- Exercise prompt
Only lines with the word "本身错误" are needed; collect each of them from the listing below.

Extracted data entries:
■ ■ ■ ■ ■ ■ ■

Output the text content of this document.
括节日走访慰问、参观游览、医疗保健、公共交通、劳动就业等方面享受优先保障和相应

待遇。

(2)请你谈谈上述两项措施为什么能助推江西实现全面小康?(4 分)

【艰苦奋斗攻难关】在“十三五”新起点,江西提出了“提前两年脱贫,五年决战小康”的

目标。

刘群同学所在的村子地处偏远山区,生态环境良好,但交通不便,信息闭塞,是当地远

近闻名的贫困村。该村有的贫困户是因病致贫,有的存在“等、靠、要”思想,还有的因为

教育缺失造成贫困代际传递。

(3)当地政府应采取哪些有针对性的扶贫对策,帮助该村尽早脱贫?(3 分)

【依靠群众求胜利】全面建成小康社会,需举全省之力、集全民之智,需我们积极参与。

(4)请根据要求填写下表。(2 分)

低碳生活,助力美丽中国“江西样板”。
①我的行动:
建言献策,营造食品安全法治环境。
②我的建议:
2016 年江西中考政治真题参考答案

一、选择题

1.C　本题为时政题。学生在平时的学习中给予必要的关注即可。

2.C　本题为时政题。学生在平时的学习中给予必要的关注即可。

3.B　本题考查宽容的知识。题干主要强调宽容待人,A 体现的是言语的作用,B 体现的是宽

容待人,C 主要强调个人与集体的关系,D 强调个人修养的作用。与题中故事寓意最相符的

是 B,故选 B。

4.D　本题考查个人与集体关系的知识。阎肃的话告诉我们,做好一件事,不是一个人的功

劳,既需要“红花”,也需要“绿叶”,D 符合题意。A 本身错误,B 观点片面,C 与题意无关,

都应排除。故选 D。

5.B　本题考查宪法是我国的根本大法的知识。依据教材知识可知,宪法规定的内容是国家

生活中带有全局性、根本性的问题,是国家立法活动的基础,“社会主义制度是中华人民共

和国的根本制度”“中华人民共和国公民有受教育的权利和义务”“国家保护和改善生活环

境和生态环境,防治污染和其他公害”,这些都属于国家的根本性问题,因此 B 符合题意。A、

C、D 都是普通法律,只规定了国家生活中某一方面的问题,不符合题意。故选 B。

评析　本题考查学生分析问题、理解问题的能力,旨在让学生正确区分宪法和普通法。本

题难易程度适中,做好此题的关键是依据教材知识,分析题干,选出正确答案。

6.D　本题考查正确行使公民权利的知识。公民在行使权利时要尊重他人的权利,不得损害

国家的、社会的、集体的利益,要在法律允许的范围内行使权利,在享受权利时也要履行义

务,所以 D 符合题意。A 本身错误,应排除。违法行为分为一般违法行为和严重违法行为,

■ ■ ■ ■ ■ ■ ■

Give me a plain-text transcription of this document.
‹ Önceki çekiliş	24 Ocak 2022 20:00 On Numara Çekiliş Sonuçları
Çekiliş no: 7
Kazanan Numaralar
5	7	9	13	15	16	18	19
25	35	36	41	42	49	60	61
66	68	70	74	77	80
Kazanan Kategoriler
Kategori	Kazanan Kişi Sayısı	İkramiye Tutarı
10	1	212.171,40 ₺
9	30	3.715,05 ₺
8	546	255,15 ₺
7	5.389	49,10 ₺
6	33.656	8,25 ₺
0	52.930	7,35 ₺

■ ■ ■ ■ ■ ■ ■

- In response
劳,既需要“红花”,也需要“绿叶”,D 符合题意。A 本身错误,B 观点片面,C 与题意无关,
务,所以 D 符合题意。A 本身错误,应排除。违法行为分为一般违法行为和严重违法行为,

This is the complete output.